Exercise details: Everything in the data should be repeated exactly, save for the images.

[Stored records]
■ ■ ■ ■ ■

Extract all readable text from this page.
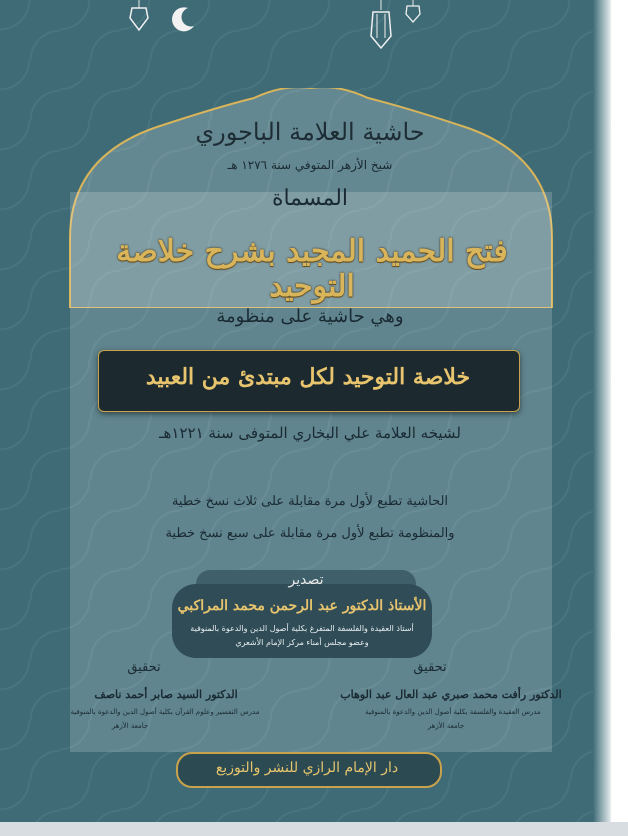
حاشية العلامة الباجوري
شيخ الأزهر المتوفي سنة ١٢٧٦ هـ
المسماة
فتح الحميد المجيد بشرح خلاصة التوحيد
وهي حاشية على منظومة
خلاصة التوحيد لكل مبتدئ من العبيد
لشيخه العلامة علي البخاري المتوفى سنة ١٢٢١هـ
الحاشية تطبع لأول مرة مقابلة على ثلاث نسخ خطية
والمنظومة تطبع لأول مرة مقابلة على سبع نسخ خطية
تصدير
الأستاذ الدكتور عبد الرحمن محمد المراكبي
أستاذ العقيدة والفلسفة المتفرغ بكلية أصول الدين والدعوة بالمنوفية
وعضو مجلس أمناء مركز الإمام الأشعري
تحقيق
الدكتور رأفت محمد صبري عبد العال عبد الوهاب
مدرس العقيدة والفلسفة بكلية أصول الدين والدعوة بالمنوفية
جامعة الأزهر
تحقيق
الدكتور السيد صابر أحمد ناصف
مدرس التفسير وعلوم القرآن بكلية أصول الدين والدعوة بالمنوفية
جامعة الأزهر
دار الإمام الرازي للنشر والتوزيع
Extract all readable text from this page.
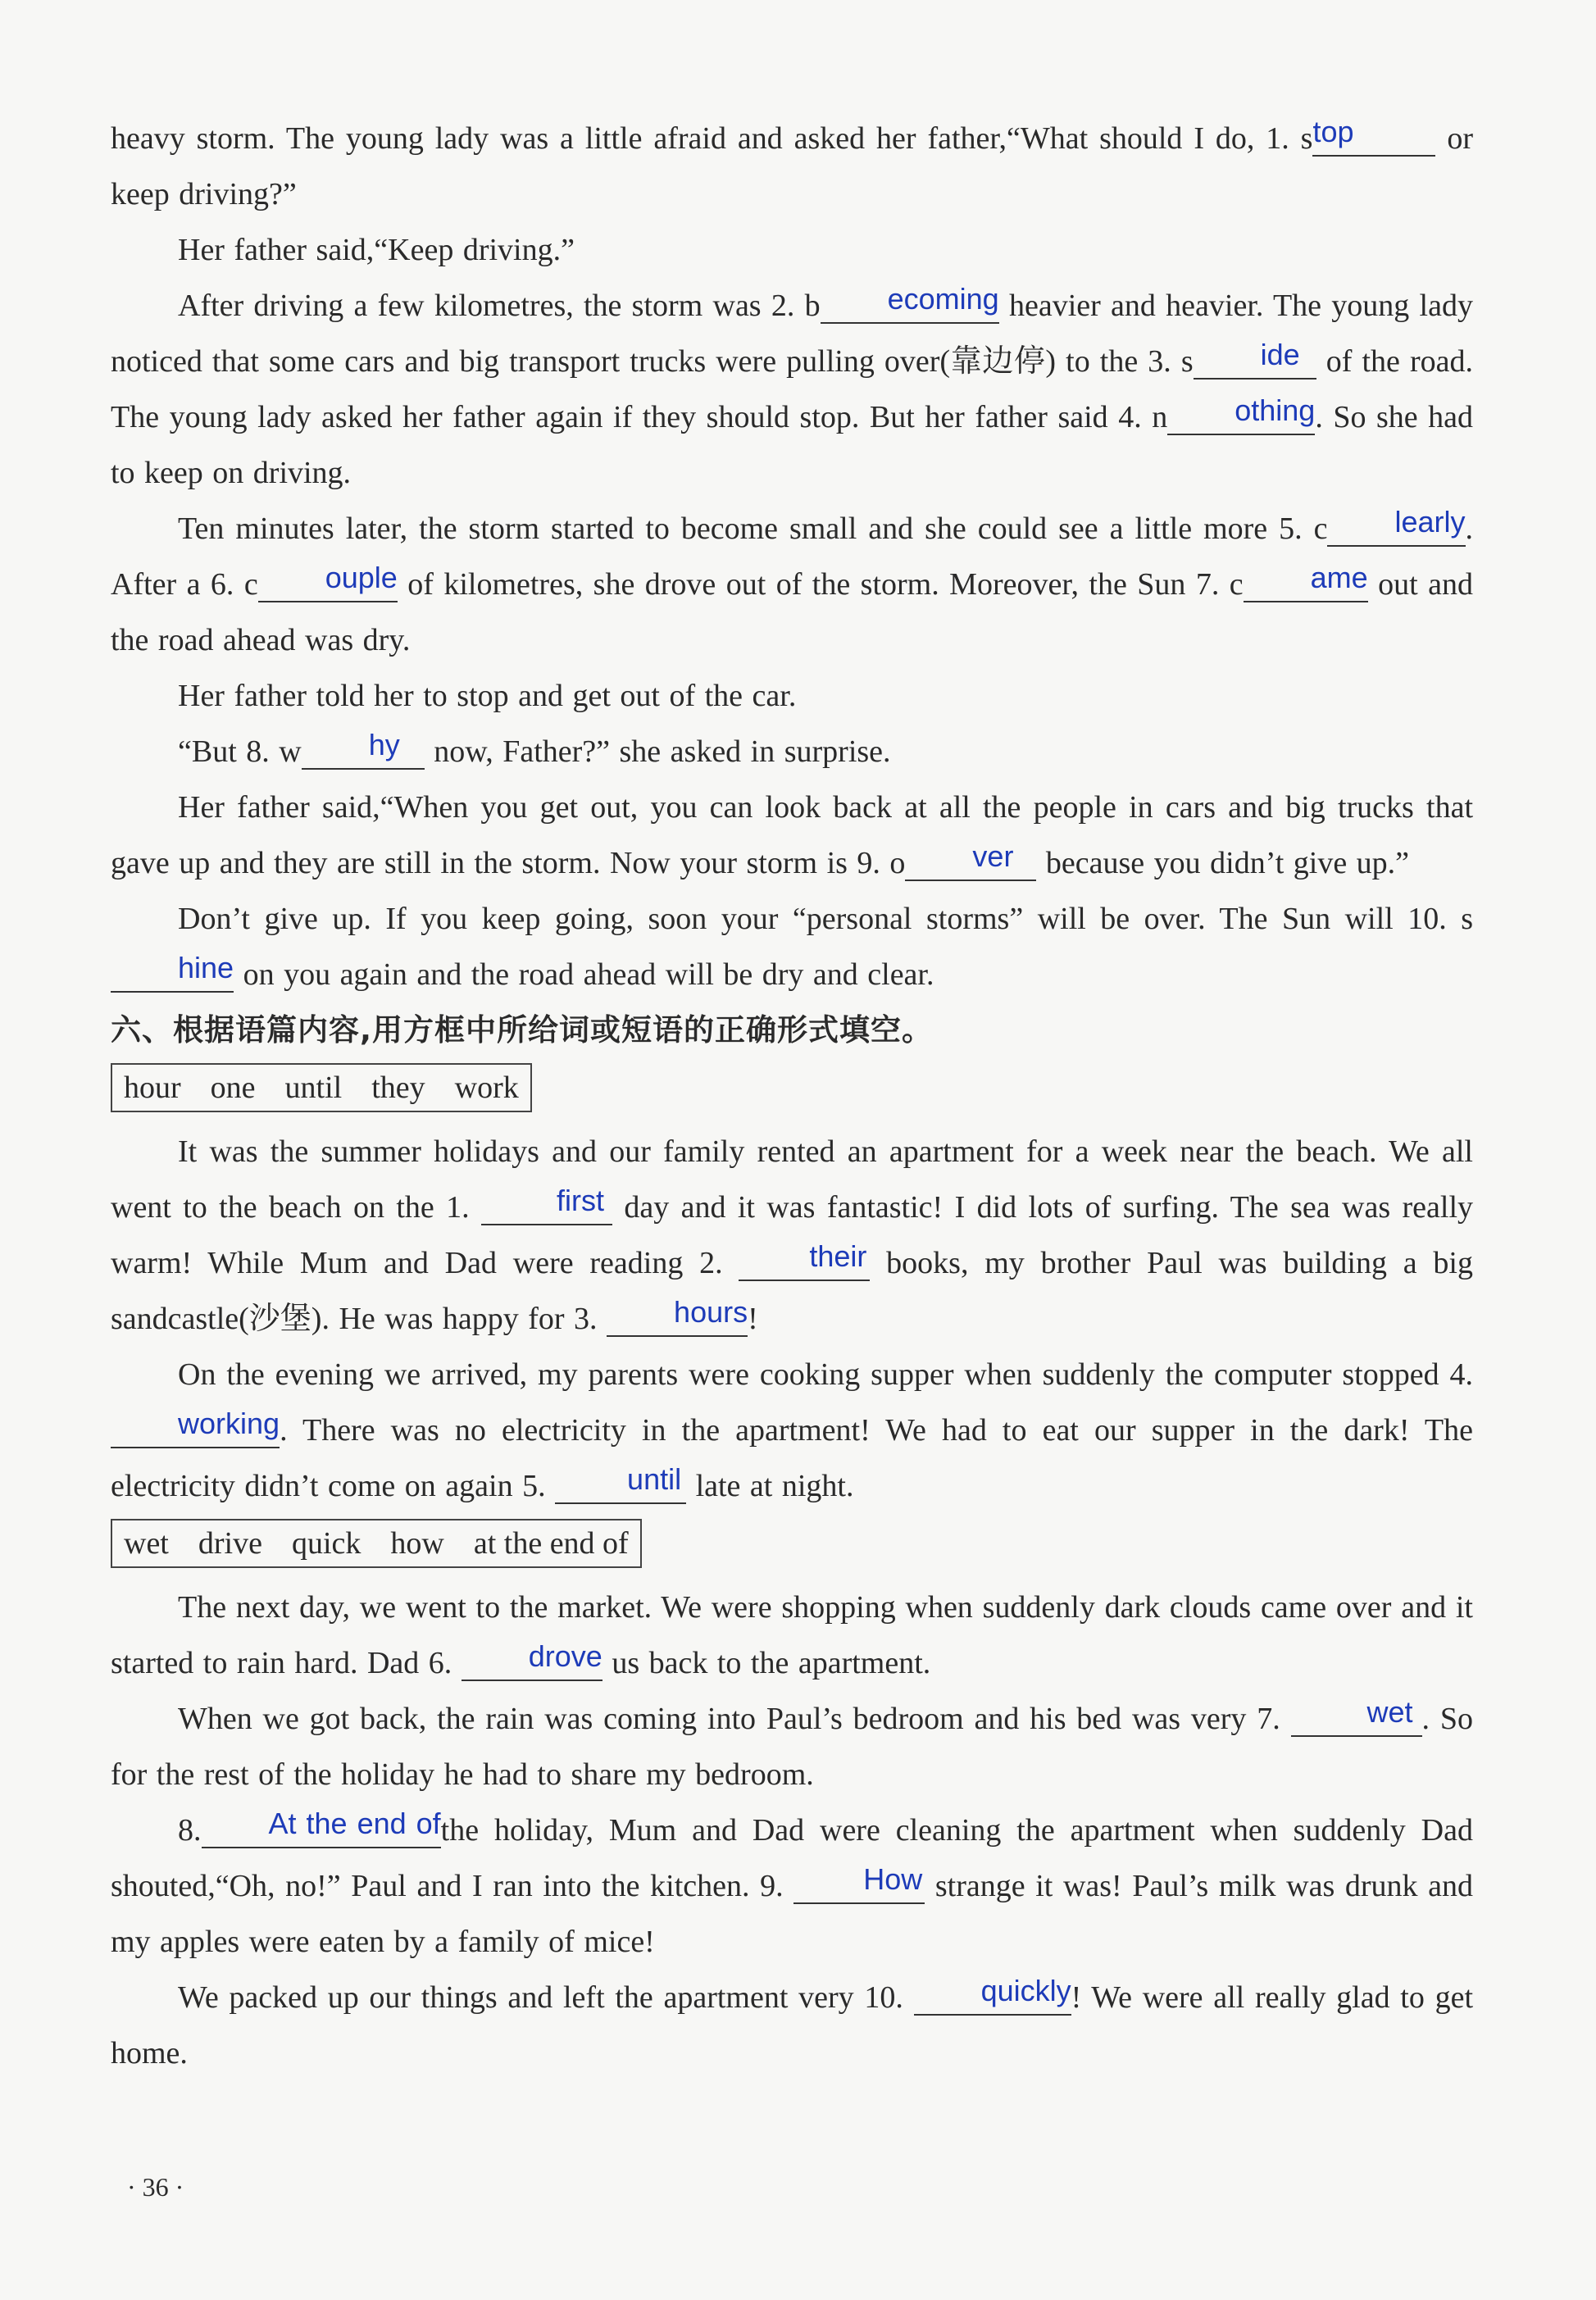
heavy storm. The young lady was a little afraid and asked her father,“What should I do, 1. stop	or keep driving?”

Her father said,“Keep driving.”

After driving a few kilometres, the storm was 2. b ecoming heavier and heavier. The young lady noticed that some cars and big transport trucks were pulling over(靠边停) to the 3. s ide of the road. The young lady asked her father again if they should stop. But her father said 4. n othing. So she had to keep on driving.

Ten minutes later, the storm started to become small and she could see a little more 5. c learly. After a 6. c ouple of kilometres, she drove out of the storm. Moreover, the Sun 7. c ame out and the road ahead was dry.

Her father told her to stop and get out of the car.

“But 8. w hy now, Father?” she asked in surprise.

Her father said,“When you get out, you can look back at all the people in cars and big trucks that gave up and they are still in the storm. Now your storm is 9. o ver because you didn’t give up.”

Don’t give up. If you keep going, soon your “personal storms” will be over. The Sun will 10. shine on you again and the road ahead will be dry and clear.

六、根据语篇内容,用方框中所给词或短语的正确形式填空。

hour one until they work

It was the summer holidays and our family rented an apartment for a week near the beach. We all went to the beach on the 1.	first day and it was fantastic! I did lots of surfing. The sea was really warm! While Mum and Dad were reading 2. their books, my brother Paul was building a big sandcastle(沙堡). He was happy for 3. hours!

On the evening we arrived, my parents were cooking supper when suddenly the computer stopped 4. working. There was no electricity in the apartment! We had to eat our supper in the dark! The electricity didn’t come on again 5. until late at night.

wet drive quick how at the end of

The next day, we went to the market. We were shopping when suddenly dark clouds came over and it started to rain hard. Dad 6. drove us back to the apartment.

When we got back, the rain was coming into Paul’s bedroom and his bed was very 7.	wet . So for the rest of the holiday he had to share my bedroom.

8. At the end ofthe holiday, Mum and Dad were cleaning the apartment when suddenly Dad shouted,“Oh, no!” Paul and I ran into the kitchen. 9. How strange it was! Paul’s milk was drunk and my apples were eaten by a family of mice!

We packed up our things and left the apartment very 10. quickly! We were all really glad to get home.

· 36 ·
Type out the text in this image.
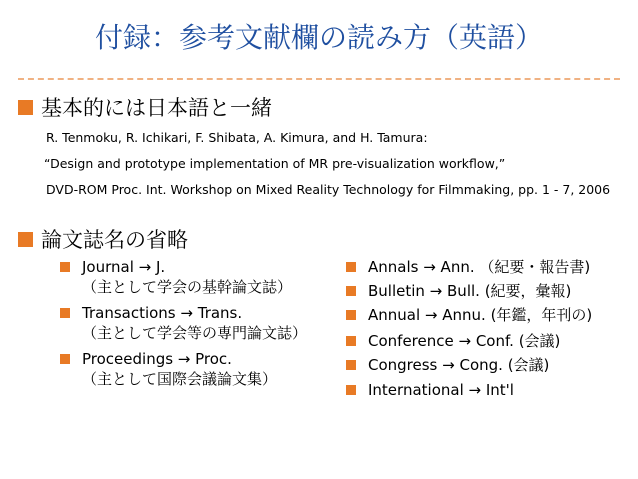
付録：参考文献欄の読み方（英語）
基本的には日本語と一緒
R. Tenmoku, R. Ichikari, F. Shibata, A. Kimura, and H. Tamura:
“Design and prototype implementation of MR pre-visualization workflow,”
DVD-ROM Proc. Int. Workshop on Mixed Reality Technology for Filmmaking, pp. 1 - 7, 2006
論文誌名の省略
Journal → J.
（主として学会の基幹論文誌）
Transactions → Trans.
（主として学会等の専門論文誌）
Proceedings → Proc.
（主として国際会議論文集）
Annals → Ann. （紀要・報告書)
Bulletin → Bull. (紀要，彙報)
Annual → Annu. (年鑑，年刊の)
Conference → Conf. (会議)
Congress → Cong. (会議)
International → Int'l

■ ■ ■ ■ ■

Exercise answer:
Extract all readable text from this page.
حاشية العلامة الباجوري
شيخ الأزهر المتوفي سنة ١٢٧٦ هـ
المسماة
فتح الحميد المجيد بشرح خلاصة التوحيد
وهي حاشية على منظومة
خلاصة التوحيد لكل مبتدئ من العبيد
لشيخه العلامة علي البخاري المتوفى سنة ١٢٢١هـ
الحاشية تطبع لأول مرة مقابلة على ثلاث نسخ خطية
والمنظومة تطبع لأول مرة مقابلة على سبع نسخ خطية
تصدير
الأستاذ الدكتور عبد الرحمن محمد المراكبي
أستاذ العقيدة والفلسفة المتفرغ بكلية أصول الدين والدعوة بالمنوفية
وعضو مجلس أمناء مركز الإمام الأشعري
تحقيق
الدكتور رأفت محمد صبري عبد العال عبد الوهاب
مدرس العقيدة والفلسفة بكلية أصول الدين والدعوة بالمنوفية
جامعة الأزهر
تحقيق
الدكتور السيد صابر أحمد ناصف
مدرس التفسير وعلوم القرآن بكلية أصول الدين والدعوة بالمنوفية
جامعة الأزهر
دار الإمام الرازي للنشر والتوزيع
Extract all readable text from this page.
heavy storm. The young lady was a little afraid and asked her father,“What should I do, 1. stop	or keep driving?”

Her father said,“Keep driving.”

After driving a few kilometres, the storm was 2. b ecoming heavier and heavier. The young lady noticed that some cars and big transport trucks were pulling over(靠边停) to the 3. s ide of the road. The young lady asked her father again if they should stop. But her father said 4. n othing. So she had to keep on driving.

Ten minutes later, the storm started to become small and she could see a little more 5. c learly. After a 6. c ouple of kilometres, she drove out of the storm. Moreover, the Sun 7. c ame out and the road ahead was dry.

Her father told her to stop and get out of the car.

“But 8. w hy now, Father?” she asked in surprise.

Her father said,“When you get out, you can look back at all the people in cars and big trucks that gave up and they are still in the storm. Now your storm is 9. o ver because you didn’t give up.”

Don’t give up. If you keep going, soon your “personal storms” will be over. The Sun will 10. shine on you again and the road ahead will be dry and clear.

六、根据语篇内容,用方框中所给词或短语的正确形式填空。

hour one until they work

It was the summer holidays and our family rented an apartment for a week near the beach. We all went to the beach on the 1.	first day and it was fantastic! I did lots of surfing. The sea was really warm! While Mum and Dad were reading 2. their books, my brother Paul was building a big sandcastle(沙堡). He was happy for 3. hours!

On the evening we arrived, my parents were cooking supper when suddenly the computer stopped 4. working. There was no electricity in the apartment! We had to eat our supper in the dark! The electricity didn’t come on again 5. until late at night.

wet drive quick how at the end of

The next day, we went to the market. We were shopping when suddenly dark clouds came over and it started to rain hard. Dad 6. drove us back to the apartment.

When we got back, the rain was coming into Paul’s bedroom and his bed was very 7.	wet . So for the rest of the holiday he had to share my bedroom.

8. At the end ofthe holiday, Mum and Dad were cleaning the apartment when suddenly Dad shouted,“Oh, no!” Paul and I ran into the kitchen. 9. How strange it was! Paul’s milk was drunk and my apples were eaten by a family of mice!

We packed up our things and left the apartment very 10. quickly! We were all really glad to get home.

· 36 ·
Type out the text in this image.
付録：参考文献欄の読み方（英語）
基本的には日本語と一緒
R. Tenmoku, R. Ichikari, F. Shibata, A. Kimura, and H. Tamura:
“Design and prototype implementation of MR pre-visualization workflow,”
DVD-ROM Proc. Int. Workshop on Mixed Reality Technology for Filmmaking, pp. 1 - 7, 2006
論文誌名の省略
Journal → J.
（主として学会の基幹論文誌）
Transactions → Trans.
（主として学会等の専門論文誌）
Proceedings → Proc.
（主として国際会議論文集）
Annals → Ann. （紀要・報告書)
Bulletin → Bull. (紀要，彙報)
Annual → Annu. (年鑑，年刊の)
Conference → Conf. (会議)
Congress → Cong. (会議)
International → Int'l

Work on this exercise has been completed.